──────── RECORDS SHOWN

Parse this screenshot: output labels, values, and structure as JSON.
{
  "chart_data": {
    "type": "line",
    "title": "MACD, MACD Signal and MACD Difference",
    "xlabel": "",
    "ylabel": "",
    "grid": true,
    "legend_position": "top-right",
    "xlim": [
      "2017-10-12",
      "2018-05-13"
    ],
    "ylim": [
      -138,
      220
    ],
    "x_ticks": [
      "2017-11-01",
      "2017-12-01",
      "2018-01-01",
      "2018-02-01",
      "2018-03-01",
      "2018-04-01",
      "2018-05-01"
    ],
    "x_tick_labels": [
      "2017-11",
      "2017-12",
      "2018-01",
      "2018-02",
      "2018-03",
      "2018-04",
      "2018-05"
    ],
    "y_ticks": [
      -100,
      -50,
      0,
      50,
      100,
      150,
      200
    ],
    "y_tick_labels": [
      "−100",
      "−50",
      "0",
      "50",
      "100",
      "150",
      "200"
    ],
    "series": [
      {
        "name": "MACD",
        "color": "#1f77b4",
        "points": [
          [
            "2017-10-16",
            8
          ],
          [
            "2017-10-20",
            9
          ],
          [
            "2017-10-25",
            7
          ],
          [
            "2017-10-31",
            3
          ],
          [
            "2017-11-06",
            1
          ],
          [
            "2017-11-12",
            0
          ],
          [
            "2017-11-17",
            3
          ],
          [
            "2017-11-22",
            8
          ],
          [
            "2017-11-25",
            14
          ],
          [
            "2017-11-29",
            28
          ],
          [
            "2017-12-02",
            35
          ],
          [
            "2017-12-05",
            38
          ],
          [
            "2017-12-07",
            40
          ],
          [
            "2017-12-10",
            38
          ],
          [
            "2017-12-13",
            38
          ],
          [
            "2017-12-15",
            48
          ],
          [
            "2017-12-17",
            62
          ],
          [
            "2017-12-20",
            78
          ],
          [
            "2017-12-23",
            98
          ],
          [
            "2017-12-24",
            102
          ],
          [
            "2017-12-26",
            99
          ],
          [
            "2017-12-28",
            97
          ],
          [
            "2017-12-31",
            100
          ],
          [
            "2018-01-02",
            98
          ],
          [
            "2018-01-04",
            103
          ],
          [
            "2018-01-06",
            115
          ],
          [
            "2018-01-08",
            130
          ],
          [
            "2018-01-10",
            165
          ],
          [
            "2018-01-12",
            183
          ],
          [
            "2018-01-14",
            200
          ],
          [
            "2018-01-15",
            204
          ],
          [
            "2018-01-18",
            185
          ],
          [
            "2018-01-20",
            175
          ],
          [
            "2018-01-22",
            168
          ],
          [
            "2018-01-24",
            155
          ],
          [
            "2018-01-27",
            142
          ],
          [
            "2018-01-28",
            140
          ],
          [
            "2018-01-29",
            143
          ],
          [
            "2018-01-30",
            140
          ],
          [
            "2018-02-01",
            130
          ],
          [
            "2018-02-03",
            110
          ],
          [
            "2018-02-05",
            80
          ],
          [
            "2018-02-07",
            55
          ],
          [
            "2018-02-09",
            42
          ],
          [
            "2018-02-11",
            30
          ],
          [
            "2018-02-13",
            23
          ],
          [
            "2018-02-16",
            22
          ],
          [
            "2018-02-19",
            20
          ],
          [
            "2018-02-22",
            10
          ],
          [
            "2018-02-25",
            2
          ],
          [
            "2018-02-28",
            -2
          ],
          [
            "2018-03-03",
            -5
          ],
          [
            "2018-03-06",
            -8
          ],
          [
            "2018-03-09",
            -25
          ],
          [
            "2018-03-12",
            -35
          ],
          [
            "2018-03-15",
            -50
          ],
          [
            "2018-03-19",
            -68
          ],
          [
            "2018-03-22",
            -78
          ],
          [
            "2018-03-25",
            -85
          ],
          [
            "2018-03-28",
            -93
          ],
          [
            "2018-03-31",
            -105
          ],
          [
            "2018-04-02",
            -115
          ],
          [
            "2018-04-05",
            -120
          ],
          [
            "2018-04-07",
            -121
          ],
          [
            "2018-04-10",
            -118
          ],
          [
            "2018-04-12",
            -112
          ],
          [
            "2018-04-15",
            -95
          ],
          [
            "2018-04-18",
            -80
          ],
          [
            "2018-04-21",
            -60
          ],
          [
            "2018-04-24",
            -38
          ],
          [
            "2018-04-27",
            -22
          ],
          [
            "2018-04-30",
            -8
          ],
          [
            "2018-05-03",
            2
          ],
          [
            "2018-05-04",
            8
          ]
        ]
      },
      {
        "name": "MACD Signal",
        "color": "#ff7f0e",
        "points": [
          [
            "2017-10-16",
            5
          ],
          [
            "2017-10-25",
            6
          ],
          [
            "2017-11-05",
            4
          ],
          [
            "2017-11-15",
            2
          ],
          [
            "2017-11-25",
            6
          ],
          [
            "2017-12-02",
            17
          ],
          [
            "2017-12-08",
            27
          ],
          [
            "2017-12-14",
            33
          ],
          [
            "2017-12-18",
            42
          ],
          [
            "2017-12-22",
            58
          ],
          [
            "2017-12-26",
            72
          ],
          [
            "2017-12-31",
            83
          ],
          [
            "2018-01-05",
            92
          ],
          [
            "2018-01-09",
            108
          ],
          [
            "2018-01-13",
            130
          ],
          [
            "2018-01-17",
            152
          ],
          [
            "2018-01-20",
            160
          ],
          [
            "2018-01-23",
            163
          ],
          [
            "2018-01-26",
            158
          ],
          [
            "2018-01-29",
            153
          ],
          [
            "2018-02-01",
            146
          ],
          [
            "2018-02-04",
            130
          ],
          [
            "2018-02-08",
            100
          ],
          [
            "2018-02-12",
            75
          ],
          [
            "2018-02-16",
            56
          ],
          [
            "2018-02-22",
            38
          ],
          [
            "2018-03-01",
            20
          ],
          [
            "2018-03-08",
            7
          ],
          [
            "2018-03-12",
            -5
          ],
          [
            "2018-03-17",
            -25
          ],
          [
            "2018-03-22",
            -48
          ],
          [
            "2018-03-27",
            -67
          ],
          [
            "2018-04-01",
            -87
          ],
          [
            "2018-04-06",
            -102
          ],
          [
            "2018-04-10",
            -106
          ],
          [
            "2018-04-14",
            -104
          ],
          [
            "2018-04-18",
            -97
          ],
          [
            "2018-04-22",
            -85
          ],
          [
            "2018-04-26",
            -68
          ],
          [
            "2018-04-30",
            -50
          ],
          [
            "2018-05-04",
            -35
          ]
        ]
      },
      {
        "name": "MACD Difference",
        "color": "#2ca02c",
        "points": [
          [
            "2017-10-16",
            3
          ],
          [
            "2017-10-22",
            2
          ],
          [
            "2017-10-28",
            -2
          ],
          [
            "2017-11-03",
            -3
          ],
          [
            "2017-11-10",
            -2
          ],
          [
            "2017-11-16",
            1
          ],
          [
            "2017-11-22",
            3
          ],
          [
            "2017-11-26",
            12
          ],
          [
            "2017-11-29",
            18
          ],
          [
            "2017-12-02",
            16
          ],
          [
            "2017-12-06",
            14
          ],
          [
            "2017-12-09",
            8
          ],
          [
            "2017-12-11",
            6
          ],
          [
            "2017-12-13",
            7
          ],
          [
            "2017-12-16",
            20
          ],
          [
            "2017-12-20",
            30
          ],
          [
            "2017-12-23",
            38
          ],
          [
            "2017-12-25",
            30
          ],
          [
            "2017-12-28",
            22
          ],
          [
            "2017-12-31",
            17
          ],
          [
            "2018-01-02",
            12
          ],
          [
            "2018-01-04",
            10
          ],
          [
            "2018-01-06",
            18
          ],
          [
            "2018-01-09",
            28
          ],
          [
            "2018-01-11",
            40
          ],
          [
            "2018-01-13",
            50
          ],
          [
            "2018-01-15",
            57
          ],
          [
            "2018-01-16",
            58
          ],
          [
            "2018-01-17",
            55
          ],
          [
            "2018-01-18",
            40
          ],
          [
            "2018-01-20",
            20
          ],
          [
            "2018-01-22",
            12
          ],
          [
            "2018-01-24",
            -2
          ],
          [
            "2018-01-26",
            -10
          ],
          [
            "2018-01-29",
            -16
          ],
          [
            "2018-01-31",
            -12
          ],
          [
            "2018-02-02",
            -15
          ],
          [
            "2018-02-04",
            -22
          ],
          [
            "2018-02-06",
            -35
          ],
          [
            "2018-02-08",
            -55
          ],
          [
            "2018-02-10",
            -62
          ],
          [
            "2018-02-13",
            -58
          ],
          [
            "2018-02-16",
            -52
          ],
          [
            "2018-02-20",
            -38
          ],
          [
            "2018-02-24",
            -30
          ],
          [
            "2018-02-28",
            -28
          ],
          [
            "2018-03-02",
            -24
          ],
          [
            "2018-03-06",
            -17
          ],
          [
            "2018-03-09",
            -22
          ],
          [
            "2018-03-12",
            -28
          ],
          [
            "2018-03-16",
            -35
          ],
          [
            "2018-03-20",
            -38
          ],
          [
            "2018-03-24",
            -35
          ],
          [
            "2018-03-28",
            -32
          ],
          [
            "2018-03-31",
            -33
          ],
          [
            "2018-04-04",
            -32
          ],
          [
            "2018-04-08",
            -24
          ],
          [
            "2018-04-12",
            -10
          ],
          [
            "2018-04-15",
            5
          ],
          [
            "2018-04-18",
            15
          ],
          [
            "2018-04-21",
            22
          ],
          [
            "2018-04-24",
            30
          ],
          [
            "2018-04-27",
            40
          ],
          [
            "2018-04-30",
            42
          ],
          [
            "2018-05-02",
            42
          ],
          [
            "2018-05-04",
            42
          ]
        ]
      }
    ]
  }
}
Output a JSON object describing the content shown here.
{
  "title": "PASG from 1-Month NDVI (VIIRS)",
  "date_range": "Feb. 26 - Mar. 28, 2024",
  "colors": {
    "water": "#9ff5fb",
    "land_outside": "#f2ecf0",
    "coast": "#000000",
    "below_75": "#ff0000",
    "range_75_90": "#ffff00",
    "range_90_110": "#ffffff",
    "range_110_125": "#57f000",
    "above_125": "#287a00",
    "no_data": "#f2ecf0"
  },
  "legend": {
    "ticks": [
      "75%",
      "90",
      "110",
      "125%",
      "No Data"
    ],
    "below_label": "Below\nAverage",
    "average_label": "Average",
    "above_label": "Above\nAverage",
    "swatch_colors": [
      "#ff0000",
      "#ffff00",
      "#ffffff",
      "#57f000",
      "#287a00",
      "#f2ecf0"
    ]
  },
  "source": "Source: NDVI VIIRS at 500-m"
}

────────────────

● **PROBLEM REQUIREMENTS**:
Return exactly, and only, the line containing "Output a JSON" and every line after it through the end of the material.

● **REPLY**:
Output a JSON object describing the content shown here.
{
  "title": "PASG from 1-Month NDVI (VIIRS)",
  "date_range": "Feb. 26 - Mar. 28, 2024",
  "colors": {
    "water": "#9ff5fb",
    "land_outside": "#f2ecf0",
    "coast": "#000000",
    "below_75": "#ff0000",
    "range_75_90": "#ffff00",
    "range_90_110": "#ffffff",
    "range_110_125": "#57f000",
    "above_125": "#287a00",
    "no_data": "#f2ecf0"
  },
  "legend": {
    "ticks": [
      "75%",
      "90",
      "110",
      "125%",
      "No Data"
    ],
    "below_label": "Below\nAverage",
    "average_label": "Average",
    "above_label": "Above\nAverage",
    "swatch_colors": [
      "#ff0000",
      "#ffff00",
      "#ffffff",
      "#57f000",
      "#287a00",
      "#f2ecf0"
    ]
  },
  "source": "Source: NDVI VIIRS at 500-m"
}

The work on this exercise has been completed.